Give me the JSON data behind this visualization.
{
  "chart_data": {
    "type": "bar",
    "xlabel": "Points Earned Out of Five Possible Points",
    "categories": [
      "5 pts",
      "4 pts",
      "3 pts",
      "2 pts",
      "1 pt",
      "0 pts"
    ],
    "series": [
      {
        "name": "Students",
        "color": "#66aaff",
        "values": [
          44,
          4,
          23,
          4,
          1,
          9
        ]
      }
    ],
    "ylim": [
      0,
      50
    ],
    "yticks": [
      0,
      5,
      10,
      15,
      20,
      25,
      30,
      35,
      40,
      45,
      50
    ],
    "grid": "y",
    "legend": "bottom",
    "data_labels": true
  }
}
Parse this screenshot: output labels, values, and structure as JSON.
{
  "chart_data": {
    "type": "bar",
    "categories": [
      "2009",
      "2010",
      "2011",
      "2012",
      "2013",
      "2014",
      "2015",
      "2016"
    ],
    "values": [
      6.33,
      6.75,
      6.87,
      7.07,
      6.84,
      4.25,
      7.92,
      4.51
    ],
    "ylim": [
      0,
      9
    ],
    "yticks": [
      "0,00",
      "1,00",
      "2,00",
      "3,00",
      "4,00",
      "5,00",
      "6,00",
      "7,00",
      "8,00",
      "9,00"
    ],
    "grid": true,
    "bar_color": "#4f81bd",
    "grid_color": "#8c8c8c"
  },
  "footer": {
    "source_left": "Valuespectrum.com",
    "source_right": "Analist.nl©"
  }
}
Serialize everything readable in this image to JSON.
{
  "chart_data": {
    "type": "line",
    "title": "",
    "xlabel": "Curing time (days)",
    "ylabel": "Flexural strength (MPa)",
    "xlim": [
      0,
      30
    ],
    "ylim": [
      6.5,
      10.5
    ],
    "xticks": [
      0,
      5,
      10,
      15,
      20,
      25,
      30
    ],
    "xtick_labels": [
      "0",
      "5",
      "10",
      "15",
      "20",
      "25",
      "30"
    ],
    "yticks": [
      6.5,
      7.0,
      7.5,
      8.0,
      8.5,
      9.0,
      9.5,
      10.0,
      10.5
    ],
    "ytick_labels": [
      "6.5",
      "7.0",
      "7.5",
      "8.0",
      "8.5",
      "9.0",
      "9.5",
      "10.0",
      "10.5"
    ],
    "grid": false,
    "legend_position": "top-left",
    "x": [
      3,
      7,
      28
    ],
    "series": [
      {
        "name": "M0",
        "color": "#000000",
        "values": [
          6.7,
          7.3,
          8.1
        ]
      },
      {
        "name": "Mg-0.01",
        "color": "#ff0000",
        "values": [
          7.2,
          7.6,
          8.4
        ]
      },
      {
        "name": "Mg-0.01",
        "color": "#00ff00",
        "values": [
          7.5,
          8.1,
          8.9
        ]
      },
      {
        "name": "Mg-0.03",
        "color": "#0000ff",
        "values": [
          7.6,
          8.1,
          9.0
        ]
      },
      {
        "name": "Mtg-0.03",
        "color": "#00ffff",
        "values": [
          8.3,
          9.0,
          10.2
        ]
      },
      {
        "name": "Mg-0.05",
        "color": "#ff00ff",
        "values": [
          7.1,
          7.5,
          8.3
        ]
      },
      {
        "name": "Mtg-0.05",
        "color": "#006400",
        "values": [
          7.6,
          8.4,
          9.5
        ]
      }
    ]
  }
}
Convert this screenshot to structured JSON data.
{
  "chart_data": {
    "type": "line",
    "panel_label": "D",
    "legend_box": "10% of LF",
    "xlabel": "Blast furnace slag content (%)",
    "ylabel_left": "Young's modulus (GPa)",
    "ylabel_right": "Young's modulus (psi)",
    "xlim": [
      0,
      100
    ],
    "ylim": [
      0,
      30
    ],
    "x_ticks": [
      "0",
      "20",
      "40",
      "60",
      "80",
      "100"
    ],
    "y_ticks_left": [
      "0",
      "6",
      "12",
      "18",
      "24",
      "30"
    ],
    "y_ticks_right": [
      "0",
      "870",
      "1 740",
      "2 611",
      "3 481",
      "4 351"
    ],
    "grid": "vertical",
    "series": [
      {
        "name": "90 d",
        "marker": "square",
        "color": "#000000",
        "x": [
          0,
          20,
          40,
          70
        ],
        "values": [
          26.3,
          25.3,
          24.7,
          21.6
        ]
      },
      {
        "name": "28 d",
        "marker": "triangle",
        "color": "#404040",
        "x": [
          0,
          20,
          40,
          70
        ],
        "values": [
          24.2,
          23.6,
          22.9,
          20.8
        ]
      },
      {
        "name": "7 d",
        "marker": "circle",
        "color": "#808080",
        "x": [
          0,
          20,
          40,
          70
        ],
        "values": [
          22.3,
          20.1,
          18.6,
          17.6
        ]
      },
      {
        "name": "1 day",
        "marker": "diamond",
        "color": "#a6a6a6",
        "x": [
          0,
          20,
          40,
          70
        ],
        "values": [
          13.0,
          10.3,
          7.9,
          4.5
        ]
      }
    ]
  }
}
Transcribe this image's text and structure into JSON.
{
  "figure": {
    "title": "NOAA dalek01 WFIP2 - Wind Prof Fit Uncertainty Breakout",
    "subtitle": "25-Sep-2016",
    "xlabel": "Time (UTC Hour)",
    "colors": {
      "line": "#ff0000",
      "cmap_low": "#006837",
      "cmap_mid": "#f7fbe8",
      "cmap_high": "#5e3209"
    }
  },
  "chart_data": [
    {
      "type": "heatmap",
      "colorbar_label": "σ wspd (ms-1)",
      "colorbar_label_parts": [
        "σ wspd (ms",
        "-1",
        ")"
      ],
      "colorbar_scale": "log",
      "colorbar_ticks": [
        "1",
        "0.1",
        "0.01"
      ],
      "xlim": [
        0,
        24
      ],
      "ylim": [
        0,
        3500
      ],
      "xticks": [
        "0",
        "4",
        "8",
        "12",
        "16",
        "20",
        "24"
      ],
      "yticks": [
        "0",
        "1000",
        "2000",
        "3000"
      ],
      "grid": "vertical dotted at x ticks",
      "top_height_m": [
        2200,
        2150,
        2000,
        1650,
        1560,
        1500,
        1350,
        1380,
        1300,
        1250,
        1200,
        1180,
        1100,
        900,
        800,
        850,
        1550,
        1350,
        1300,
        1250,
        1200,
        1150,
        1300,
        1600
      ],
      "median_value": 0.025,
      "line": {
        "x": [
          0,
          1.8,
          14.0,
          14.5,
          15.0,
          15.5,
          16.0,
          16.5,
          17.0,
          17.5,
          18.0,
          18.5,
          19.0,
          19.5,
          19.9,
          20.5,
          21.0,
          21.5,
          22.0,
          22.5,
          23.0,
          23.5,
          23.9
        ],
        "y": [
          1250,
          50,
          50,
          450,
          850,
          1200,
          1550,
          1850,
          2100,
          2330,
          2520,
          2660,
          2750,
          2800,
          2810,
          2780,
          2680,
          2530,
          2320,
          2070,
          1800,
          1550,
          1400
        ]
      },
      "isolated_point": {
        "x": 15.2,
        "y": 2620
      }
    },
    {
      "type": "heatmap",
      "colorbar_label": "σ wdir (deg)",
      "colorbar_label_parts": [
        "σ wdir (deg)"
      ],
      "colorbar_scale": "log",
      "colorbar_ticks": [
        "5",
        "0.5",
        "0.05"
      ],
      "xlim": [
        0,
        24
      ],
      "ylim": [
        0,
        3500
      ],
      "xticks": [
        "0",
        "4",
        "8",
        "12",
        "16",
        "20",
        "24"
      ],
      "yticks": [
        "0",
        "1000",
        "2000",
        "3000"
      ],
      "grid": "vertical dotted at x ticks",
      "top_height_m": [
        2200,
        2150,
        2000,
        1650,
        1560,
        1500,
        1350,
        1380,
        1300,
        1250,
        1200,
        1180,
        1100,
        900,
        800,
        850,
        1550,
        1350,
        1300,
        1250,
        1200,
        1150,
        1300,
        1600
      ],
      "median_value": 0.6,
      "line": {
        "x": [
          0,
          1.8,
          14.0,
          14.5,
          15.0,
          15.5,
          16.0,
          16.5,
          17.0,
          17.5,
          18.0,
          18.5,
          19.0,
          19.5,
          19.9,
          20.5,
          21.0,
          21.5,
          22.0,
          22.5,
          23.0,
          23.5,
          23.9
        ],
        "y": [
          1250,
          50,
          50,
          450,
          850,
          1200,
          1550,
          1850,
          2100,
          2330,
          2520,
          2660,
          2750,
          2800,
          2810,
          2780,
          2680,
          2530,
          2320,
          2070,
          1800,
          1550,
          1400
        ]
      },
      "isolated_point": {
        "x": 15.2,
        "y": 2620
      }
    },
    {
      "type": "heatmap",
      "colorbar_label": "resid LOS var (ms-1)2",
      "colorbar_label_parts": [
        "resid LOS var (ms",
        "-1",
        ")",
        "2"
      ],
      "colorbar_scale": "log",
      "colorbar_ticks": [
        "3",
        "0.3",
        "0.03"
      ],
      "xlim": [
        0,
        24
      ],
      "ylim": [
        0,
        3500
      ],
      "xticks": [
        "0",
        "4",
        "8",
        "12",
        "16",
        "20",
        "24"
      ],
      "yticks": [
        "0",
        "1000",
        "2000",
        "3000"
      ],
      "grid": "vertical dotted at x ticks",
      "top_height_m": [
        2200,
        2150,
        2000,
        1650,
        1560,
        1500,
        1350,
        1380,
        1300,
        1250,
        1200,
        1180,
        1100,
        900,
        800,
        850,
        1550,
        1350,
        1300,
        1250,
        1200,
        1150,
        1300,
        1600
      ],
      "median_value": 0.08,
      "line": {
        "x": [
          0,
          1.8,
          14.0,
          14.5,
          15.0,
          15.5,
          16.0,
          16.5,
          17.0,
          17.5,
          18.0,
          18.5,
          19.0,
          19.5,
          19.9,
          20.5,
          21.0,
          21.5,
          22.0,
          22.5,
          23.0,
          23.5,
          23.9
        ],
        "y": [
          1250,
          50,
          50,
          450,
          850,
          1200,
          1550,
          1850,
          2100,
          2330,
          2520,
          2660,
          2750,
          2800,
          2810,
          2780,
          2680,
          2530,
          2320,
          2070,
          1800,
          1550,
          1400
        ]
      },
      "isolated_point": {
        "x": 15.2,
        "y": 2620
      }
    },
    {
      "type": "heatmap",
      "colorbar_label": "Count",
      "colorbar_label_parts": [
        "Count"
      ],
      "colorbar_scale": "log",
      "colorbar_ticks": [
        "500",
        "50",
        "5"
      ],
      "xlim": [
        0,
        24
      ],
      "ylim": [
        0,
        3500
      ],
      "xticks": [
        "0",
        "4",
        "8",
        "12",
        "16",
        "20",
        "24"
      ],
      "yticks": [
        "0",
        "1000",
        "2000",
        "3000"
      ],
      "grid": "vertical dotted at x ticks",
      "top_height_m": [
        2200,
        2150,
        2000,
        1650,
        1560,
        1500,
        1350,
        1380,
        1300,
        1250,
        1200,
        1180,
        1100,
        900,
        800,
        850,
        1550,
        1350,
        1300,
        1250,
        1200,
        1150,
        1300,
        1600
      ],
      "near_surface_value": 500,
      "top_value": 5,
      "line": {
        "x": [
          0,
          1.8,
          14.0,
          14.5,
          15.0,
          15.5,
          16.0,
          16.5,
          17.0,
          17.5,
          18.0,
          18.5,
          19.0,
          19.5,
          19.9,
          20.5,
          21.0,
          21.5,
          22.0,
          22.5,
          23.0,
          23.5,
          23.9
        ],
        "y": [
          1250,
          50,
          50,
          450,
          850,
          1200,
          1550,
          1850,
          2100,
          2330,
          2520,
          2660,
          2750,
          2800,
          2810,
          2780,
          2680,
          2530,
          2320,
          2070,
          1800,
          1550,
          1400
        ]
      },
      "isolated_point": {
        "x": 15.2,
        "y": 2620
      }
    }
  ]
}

---+---

REQUIRED WORK: Tally the lines in the entries above that hold the word "screenshot". Reply with nothing but that count.

OUTPUT OF THE EXERCISE: 2